Stated task
Could you extract, unchanged, the entries below from the first line through the line that contains "radio-button-male[interactable] — [318, 443, 333, 458]", both ends included?

Task input
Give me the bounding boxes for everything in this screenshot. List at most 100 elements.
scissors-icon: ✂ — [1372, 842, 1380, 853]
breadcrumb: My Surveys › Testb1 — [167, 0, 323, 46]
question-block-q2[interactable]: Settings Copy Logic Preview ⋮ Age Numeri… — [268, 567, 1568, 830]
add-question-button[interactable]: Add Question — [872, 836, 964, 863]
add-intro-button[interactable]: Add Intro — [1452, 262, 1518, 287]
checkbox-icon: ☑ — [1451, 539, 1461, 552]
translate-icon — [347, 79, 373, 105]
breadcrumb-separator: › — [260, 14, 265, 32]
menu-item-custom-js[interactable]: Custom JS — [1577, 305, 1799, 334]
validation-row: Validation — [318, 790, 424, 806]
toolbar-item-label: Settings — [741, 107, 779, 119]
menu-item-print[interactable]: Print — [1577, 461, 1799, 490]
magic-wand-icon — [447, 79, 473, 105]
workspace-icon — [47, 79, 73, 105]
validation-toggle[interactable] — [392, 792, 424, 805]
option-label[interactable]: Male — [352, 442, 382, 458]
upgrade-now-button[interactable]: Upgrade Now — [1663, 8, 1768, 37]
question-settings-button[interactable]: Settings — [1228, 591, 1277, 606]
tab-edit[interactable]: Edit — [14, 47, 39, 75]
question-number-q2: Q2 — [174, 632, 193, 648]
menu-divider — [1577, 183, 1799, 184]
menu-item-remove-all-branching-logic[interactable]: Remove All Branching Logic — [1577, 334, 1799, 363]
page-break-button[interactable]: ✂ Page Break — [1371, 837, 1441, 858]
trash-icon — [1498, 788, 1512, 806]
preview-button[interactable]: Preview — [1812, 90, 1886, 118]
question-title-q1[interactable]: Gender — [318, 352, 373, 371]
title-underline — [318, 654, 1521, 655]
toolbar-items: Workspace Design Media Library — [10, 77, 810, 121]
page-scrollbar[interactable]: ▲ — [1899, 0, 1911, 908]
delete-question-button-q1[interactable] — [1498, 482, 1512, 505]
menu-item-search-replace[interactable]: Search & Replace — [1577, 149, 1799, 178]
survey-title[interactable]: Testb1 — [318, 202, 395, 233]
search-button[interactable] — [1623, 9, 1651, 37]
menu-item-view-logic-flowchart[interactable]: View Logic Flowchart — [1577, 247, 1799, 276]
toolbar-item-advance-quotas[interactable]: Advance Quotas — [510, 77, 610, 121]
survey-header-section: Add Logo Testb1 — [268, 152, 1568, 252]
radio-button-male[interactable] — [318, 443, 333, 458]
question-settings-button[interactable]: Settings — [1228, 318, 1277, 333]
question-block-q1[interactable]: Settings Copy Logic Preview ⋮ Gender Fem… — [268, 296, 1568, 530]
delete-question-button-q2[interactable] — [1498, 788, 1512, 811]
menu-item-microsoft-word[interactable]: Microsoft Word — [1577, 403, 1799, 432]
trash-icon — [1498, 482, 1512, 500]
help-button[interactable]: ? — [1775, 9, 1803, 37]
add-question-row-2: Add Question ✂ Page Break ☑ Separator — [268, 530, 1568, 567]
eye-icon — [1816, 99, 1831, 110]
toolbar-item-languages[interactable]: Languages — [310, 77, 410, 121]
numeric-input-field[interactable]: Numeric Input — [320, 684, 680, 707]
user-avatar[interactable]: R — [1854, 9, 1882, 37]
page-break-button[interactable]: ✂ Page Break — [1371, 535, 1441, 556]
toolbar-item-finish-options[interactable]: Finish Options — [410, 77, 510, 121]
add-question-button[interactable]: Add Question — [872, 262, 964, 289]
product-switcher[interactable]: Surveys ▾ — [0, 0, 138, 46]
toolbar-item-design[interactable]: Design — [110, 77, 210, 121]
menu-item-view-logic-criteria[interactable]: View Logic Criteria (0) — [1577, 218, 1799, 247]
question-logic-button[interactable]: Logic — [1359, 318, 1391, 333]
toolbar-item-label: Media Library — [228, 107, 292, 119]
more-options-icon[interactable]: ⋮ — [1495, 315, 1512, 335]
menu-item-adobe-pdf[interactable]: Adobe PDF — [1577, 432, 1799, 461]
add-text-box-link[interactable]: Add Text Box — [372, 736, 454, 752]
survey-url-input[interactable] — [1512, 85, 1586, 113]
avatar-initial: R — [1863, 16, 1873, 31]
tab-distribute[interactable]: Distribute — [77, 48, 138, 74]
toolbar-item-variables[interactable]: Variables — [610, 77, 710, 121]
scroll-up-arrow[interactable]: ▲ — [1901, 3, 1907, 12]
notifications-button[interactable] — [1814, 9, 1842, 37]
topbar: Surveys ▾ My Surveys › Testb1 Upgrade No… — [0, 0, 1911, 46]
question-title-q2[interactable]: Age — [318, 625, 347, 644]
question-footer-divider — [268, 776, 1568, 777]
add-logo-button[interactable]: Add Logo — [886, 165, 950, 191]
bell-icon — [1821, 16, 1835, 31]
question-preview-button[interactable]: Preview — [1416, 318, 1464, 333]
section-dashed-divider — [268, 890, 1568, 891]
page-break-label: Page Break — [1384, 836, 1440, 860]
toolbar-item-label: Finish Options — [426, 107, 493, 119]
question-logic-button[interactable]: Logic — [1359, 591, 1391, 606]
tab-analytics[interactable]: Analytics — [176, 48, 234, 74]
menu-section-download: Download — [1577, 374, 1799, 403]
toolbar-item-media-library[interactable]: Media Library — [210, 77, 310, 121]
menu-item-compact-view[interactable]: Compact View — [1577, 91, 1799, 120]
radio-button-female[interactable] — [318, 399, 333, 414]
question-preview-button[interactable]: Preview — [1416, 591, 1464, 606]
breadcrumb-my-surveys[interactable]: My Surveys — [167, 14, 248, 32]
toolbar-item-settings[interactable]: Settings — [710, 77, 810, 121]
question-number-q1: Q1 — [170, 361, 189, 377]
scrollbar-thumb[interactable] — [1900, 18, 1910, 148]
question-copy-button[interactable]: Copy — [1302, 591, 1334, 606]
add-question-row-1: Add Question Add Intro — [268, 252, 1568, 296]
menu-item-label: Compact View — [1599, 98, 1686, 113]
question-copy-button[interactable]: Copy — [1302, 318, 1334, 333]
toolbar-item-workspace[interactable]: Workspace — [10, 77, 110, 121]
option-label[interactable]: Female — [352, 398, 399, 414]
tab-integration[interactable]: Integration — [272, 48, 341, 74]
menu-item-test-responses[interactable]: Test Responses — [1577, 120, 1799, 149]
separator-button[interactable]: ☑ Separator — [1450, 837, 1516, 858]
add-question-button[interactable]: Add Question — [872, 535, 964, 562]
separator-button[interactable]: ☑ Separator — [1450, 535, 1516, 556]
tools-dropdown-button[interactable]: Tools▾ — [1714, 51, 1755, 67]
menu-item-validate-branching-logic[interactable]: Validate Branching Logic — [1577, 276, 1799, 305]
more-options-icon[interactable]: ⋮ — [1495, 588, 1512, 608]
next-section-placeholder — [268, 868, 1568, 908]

Response to the exercise
Give me the bounding boxes for everything in this screenshot. List at most 100 elements.
scissors-icon: ✂ — [1372, 842, 1380, 853]
breadcrumb: My Surveys › Testb1 — [167, 0, 323, 46]
question-block-q2[interactable]: Settings Copy Logic Preview ⋮ Age Numeri… — [268, 567, 1568, 830]
add-question-button[interactable]: Add Question — [872, 836, 964, 863]
add-intro-button[interactable]: Add Intro — [1452, 262, 1518, 287]
checkbox-icon: ☑ — [1451, 539, 1461, 552]
translate-icon — [347, 79, 373, 105]
breadcrumb-separator: › — [260, 14, 265, 32]
menu-item-custom-js[interactable]: Custom JS — [1577, 305, 1799, 334]
validation-row: Validation — [318, 790, 424, 806]
toolbar-item-label: Settings — [741, 107, 779, 119]
menu-item-print[interactable]: Print — [1577, 461, 1799, 490]
magic-wand-icon — [447, 79, 473, 105]
workspace-icon — [47, 79, 73, 105]
validation-toggle[interactable] — [392, 792, 424, 805]
option-label[interactable]: Male — [352, 442, 382, 458]
upgrade-now-button[interactable]: Upgrade Now — [1663, 8, 1768, 37]
question-settings-button[interactable]: Settings — [1228, 591, 1277, 606]
tab-edit[interactable]: Edit — [14, 47, 39, 75]
question-number-q2: Q2 — [174, 632, 193, 648]
menu-divider — [1577, 183, 1799, 184]
menu-item-remove-all-branching-logic[interactable]: Remove All Branching Logic — [1577, 334, 1799, 363]
page-break-button[interactable]: ✂ Page Break — [1371, 837, 1441, 858]
trash-icon — [1498, 788, 1512, 806]
preview-button[interactable]: Preview — [1812, 90, 1886, 118]
question-title-q1[interactable]: Gender — [318, 352, 373, 371]
title-underline — [318, 654, 1521, 655]
toolbar-items: Workspace Design Media Library — [10, 77, 810, 121]
page-scrollbar[interactable]: ▲ — [1899, 0, 1911, 908]
delete-question-button-q1[interactable] — [1498, 482, 1512, 505]
menu-item-search-replace[interactable]: Search & Replace — [1577, 149, 1799, 178]
survey-title[interactable]: Testb1 — [318, 202, 395, 233]
search-button[interactable] — [1623, 9, 1651, 37]
menu-item-view-logic-flowchart[interactable]: View Logic Flowchart — [1577, 247, 1799, 276]
toolbar-item-advance-quotas[interactable]: Advance Quotas — [510, 77, 610, 121]
survey-header-section: Add Logo Testb1 — [268, 152, 1568, 252]
radio-button-male[interactable] — [318, 443, 333, 458]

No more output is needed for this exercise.